Gather each line in the entries that includes the string "title".

- ENTRIES SUPPLIED:
▼

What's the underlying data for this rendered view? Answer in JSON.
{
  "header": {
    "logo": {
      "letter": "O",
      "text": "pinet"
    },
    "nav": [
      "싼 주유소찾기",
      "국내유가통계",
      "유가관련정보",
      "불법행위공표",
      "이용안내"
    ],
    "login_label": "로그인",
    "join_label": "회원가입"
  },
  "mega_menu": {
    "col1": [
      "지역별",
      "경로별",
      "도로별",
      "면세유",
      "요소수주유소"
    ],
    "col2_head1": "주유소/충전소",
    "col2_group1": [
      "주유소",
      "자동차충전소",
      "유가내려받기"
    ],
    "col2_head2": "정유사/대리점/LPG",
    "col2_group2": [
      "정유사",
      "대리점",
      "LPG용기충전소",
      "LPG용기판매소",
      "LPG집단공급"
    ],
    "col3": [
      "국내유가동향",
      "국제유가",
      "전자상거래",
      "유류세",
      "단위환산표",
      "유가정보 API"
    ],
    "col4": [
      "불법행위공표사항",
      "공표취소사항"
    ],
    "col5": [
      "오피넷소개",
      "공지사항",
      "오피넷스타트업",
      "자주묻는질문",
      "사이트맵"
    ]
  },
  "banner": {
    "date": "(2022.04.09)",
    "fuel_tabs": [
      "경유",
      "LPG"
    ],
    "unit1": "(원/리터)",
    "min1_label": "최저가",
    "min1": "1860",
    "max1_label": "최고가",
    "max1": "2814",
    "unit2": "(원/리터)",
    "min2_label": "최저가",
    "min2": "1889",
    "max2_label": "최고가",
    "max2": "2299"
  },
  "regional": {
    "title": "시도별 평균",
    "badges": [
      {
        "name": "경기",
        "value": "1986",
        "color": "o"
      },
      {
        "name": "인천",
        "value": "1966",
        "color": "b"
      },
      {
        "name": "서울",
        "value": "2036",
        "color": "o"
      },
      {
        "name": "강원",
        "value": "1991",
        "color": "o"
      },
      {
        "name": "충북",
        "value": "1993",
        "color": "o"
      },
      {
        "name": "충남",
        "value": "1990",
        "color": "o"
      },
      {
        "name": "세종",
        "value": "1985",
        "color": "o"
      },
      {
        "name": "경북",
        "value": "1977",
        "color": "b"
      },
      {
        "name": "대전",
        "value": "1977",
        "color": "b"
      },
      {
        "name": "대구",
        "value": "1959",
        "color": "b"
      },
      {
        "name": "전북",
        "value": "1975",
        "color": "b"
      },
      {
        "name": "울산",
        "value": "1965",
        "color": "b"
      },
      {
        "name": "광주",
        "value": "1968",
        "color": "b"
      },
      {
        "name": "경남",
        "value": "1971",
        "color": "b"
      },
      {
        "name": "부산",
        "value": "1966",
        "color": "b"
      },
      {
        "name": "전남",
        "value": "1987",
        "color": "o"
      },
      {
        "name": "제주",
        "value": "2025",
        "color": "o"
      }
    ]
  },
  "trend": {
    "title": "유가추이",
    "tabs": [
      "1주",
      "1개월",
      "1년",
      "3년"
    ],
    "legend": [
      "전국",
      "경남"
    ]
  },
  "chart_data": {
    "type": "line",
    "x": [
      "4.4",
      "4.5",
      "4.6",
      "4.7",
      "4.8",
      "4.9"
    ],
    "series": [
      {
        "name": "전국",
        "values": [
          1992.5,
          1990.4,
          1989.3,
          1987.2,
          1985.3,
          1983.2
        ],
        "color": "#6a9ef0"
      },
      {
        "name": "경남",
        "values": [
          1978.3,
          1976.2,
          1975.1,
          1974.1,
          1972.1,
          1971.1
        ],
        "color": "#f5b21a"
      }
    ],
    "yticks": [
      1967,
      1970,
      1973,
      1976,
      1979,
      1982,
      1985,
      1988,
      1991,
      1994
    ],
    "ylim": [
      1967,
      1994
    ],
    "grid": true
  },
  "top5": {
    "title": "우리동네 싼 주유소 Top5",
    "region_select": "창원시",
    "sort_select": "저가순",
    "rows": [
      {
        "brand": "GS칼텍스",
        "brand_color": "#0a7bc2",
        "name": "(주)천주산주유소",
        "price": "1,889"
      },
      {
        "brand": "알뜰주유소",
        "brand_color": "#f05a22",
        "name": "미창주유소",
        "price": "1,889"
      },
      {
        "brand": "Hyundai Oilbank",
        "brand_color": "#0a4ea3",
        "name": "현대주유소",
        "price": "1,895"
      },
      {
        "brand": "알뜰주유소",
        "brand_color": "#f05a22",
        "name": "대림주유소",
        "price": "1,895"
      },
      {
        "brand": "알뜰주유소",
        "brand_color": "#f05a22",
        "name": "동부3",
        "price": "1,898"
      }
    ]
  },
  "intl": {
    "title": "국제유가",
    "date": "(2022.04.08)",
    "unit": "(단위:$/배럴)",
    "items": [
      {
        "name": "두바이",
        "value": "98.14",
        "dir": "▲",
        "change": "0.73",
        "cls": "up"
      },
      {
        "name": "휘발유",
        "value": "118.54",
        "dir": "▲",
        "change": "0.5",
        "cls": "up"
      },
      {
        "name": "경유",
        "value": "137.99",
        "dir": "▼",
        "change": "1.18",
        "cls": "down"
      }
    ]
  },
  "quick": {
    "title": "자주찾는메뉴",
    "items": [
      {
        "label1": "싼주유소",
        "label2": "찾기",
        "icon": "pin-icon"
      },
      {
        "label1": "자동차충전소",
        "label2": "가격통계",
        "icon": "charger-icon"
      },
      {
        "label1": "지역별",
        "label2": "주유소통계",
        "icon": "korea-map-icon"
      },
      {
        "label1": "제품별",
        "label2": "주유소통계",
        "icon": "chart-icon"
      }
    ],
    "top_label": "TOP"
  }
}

▲

- RESULT OF THIS EXERCISE:
    "title": "시도별 평균",
    "title": "유가추이",
    "title": "우리동네 싼 주유소 Top5",
    "title": "국제유가",
    "title": "자주찾는메뉴",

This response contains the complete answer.